Dataset records
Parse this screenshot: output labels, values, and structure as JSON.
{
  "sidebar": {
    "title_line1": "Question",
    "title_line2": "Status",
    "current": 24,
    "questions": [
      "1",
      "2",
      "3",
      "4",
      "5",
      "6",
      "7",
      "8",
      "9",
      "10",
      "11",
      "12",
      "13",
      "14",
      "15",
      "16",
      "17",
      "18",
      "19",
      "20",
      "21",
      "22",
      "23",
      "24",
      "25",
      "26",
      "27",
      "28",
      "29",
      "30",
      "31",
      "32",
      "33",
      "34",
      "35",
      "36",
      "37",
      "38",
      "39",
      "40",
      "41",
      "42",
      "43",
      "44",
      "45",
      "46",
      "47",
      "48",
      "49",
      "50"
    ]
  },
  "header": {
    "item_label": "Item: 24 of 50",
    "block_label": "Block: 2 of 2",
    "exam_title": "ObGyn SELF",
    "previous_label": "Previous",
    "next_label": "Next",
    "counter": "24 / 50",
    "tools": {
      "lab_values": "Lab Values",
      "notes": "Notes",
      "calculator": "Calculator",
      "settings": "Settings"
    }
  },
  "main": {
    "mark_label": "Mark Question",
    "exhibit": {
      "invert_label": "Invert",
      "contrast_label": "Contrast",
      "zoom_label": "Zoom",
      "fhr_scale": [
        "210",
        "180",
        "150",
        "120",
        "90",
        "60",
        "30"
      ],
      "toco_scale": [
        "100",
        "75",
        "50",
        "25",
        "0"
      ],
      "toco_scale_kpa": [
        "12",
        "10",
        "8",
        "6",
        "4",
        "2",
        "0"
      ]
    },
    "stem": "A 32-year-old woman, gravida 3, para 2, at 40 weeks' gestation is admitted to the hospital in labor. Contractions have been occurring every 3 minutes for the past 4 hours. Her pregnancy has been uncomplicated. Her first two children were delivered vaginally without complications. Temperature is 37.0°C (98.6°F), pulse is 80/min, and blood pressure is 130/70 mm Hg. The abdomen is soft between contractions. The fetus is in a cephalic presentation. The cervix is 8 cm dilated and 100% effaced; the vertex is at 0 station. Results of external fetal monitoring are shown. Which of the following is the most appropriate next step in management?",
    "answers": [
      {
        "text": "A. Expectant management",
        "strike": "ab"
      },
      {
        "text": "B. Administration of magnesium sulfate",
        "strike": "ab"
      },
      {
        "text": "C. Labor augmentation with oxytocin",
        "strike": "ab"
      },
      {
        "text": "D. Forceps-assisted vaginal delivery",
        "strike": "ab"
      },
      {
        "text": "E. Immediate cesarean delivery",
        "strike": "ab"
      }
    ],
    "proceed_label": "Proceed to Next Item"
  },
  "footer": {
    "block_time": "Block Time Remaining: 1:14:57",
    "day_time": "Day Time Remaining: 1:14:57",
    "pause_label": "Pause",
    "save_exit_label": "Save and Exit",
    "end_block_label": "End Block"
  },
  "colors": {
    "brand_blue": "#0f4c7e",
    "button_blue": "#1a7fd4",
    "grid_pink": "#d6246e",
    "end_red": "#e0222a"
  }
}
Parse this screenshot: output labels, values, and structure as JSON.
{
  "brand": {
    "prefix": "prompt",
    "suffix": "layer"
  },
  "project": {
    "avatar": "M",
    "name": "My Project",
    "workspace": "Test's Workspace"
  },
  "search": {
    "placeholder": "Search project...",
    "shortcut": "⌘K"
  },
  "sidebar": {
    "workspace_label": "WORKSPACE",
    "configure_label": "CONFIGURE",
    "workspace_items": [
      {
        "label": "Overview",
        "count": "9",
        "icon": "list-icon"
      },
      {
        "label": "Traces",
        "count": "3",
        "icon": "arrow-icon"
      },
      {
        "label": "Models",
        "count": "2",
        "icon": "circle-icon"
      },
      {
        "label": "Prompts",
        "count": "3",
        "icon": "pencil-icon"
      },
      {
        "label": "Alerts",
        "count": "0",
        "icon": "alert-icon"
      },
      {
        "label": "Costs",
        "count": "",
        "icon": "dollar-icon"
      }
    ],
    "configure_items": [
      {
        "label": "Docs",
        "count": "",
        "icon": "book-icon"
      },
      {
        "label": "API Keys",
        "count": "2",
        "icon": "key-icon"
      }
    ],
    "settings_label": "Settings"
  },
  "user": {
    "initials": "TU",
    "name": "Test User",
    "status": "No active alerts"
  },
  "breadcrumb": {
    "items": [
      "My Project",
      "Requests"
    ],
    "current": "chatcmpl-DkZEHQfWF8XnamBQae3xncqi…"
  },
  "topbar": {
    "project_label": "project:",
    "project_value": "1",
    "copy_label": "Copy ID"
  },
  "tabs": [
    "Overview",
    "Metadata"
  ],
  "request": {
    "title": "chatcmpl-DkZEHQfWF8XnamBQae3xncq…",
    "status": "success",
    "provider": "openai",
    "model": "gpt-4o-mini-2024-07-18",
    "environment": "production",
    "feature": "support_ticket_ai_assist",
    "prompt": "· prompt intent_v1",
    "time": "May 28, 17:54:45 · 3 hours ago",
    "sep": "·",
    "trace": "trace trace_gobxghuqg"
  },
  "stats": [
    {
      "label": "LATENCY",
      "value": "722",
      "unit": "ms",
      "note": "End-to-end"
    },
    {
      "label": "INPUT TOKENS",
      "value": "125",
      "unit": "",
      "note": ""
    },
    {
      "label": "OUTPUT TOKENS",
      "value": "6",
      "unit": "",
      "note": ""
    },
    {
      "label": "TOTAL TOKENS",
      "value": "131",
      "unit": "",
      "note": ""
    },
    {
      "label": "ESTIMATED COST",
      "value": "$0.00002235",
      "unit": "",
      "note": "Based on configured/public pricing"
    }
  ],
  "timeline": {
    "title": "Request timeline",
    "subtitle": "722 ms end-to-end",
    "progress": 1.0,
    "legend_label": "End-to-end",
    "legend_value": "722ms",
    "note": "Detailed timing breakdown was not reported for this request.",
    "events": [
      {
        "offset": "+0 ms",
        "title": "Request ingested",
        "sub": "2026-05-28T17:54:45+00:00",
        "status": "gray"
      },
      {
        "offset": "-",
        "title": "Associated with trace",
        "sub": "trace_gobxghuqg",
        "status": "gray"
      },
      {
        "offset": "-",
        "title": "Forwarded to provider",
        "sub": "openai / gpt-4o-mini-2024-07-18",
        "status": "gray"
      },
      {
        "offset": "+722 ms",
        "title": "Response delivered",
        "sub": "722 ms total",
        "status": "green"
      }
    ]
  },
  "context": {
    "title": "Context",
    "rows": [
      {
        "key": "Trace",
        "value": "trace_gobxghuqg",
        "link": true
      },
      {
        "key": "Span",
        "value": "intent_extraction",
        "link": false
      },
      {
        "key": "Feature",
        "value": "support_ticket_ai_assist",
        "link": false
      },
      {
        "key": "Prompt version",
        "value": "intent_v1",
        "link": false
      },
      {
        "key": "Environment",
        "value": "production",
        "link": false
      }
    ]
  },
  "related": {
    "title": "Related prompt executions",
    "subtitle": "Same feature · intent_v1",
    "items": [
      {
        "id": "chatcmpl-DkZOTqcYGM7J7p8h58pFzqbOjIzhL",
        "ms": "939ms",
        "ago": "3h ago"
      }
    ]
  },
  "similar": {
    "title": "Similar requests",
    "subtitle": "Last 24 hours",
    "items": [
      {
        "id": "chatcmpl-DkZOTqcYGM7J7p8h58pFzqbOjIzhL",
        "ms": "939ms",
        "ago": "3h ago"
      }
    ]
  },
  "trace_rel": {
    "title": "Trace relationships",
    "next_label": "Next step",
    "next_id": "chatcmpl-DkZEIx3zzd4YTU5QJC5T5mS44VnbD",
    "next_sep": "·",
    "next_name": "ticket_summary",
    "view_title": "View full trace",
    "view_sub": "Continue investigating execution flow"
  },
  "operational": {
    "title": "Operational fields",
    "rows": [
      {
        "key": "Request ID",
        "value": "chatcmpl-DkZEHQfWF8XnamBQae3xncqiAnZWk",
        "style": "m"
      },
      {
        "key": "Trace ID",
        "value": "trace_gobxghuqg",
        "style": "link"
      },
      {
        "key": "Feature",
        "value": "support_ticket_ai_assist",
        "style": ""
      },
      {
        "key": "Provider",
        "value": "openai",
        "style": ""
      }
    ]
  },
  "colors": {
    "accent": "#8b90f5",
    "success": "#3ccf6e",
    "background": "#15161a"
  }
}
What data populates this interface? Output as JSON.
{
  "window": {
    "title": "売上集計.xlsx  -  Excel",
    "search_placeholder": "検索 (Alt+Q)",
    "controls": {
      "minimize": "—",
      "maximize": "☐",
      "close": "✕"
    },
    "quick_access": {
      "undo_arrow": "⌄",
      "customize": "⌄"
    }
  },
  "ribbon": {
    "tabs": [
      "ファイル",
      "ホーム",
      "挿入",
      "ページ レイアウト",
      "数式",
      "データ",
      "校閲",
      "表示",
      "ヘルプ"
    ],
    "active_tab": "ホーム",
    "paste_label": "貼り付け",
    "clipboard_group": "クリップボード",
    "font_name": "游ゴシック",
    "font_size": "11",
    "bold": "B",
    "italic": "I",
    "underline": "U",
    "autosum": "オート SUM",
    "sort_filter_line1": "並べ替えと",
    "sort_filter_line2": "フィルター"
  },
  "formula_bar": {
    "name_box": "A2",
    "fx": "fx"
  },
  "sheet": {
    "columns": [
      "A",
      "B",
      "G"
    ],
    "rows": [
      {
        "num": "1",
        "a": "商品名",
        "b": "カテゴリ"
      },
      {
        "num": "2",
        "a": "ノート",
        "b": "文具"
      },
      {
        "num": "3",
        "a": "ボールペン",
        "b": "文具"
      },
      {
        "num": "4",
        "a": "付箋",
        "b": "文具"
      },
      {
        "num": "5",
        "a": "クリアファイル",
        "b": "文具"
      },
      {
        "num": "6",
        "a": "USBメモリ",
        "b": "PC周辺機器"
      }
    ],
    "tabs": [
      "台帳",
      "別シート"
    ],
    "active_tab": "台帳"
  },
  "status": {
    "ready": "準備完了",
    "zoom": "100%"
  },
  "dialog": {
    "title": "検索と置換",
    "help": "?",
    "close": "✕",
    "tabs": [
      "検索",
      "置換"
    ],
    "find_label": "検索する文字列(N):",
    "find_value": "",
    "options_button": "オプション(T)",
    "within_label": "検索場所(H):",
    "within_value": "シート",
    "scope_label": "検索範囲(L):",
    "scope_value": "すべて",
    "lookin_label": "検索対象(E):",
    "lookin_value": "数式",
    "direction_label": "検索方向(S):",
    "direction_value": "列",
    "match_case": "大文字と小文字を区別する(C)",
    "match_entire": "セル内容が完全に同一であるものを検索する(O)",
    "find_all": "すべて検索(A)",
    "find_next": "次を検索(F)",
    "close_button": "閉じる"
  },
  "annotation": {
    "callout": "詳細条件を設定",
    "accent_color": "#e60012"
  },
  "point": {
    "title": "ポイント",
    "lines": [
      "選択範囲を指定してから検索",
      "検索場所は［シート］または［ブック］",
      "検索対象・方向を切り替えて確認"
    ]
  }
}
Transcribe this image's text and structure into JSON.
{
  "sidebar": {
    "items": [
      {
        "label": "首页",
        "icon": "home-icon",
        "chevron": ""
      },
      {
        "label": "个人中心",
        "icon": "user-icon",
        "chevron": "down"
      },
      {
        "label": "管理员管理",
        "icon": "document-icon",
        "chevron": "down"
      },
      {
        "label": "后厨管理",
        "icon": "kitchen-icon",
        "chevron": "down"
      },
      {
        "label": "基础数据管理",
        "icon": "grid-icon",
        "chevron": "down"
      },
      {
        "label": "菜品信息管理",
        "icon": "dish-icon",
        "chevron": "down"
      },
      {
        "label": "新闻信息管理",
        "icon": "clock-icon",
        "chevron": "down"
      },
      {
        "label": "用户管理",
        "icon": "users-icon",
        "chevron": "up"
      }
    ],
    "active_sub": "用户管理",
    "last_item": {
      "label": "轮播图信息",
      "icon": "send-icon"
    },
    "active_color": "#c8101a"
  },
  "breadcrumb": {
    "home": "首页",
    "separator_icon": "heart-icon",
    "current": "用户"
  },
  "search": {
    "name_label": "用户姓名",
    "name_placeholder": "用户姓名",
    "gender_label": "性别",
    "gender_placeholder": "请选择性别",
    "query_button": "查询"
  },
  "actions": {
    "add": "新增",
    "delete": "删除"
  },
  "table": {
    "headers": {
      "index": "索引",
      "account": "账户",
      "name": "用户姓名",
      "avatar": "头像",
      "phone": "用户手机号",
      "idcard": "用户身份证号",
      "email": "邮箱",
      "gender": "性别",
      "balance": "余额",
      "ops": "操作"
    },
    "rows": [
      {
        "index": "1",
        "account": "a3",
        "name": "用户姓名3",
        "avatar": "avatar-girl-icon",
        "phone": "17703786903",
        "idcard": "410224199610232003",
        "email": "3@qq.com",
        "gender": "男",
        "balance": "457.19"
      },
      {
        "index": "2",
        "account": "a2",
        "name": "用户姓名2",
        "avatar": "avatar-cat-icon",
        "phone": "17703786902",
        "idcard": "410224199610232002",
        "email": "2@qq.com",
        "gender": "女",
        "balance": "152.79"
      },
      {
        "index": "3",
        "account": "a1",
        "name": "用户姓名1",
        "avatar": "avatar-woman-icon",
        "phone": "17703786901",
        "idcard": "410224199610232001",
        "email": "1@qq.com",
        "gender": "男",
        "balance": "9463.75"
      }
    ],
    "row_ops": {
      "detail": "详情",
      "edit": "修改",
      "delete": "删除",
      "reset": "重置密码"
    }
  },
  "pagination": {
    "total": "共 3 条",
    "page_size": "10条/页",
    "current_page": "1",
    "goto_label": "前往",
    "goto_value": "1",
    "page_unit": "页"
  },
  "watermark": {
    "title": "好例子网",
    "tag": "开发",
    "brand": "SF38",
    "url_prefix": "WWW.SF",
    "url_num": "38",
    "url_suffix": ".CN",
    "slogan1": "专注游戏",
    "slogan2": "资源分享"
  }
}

■ YOUR TASK ■
Find every line that holds "JSON" and copy it.

■ EXERCISE OUTPUT ■
Parse this screenshot: output labels, values, and structure as JSON.
Parse this screenshot: output labels, values, and structure as JSON.
What data populates this interface? Output as JSON.
Transcribe this image's text and structure into JSON.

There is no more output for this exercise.